• [Written request]: Of the lines in the entries, how many hold the word "Column"? Give that number alone.

• [Provided material]:

>> BEGIN

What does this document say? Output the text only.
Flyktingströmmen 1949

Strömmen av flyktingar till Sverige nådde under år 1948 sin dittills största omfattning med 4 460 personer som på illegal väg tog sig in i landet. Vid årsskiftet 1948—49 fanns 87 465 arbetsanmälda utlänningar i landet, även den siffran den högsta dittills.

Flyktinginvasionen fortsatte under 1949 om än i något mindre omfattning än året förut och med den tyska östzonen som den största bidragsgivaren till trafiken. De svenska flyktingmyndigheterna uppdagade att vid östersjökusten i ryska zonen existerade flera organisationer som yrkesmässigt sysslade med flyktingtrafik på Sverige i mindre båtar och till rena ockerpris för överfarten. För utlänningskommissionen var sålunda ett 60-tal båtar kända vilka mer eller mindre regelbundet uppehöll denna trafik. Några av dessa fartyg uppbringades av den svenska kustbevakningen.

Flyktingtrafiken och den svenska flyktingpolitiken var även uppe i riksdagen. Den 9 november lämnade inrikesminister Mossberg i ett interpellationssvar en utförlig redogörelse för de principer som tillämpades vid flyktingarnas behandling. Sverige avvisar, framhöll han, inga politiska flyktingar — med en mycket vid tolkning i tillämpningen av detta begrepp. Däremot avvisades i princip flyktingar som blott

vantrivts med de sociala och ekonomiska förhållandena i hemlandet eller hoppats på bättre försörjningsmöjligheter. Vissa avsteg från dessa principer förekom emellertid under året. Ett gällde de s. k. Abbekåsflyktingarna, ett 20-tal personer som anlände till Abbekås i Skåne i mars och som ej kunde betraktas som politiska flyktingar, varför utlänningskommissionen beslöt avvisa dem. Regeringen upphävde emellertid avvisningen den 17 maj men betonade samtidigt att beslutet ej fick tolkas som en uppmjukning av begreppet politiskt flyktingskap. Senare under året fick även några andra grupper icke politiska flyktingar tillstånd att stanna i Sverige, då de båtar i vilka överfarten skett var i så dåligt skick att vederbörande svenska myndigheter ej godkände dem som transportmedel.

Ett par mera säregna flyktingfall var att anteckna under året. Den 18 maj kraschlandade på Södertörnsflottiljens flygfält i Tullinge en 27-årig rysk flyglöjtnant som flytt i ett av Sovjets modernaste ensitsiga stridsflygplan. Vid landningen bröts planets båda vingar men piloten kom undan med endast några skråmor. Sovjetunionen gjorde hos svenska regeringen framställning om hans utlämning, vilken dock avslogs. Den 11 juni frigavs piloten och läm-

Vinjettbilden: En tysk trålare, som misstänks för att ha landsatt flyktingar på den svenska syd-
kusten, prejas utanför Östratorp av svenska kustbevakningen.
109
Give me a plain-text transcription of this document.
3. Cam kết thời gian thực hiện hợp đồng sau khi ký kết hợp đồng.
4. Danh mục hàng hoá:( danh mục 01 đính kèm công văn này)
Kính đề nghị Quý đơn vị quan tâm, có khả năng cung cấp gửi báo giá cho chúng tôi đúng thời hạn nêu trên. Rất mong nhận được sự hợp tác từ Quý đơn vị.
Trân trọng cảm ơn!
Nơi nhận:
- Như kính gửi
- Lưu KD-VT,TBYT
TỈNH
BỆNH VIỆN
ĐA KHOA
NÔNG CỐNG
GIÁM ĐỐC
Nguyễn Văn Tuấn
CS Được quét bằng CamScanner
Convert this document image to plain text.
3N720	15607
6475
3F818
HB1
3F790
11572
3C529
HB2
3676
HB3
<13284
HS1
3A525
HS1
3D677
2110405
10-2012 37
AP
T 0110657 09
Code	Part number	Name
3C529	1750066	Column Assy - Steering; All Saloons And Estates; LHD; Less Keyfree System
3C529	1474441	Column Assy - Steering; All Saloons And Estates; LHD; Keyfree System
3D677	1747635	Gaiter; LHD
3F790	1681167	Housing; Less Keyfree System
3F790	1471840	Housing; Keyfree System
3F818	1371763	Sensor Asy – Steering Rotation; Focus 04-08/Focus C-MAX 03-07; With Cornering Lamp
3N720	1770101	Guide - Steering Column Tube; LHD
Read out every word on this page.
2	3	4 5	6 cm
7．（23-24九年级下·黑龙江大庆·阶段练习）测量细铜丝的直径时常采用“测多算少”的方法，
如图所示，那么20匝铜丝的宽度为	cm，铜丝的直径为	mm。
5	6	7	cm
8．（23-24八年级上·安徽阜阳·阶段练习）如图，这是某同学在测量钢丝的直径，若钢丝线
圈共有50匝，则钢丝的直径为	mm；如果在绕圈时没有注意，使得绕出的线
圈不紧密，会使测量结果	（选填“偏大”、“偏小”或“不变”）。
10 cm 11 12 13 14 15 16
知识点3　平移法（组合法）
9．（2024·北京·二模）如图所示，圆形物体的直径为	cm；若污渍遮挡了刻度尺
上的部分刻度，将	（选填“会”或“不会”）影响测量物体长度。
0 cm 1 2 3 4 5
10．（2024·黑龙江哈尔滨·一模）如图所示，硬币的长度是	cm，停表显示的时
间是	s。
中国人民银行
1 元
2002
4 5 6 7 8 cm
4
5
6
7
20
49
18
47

>> END

• [The answer]: 3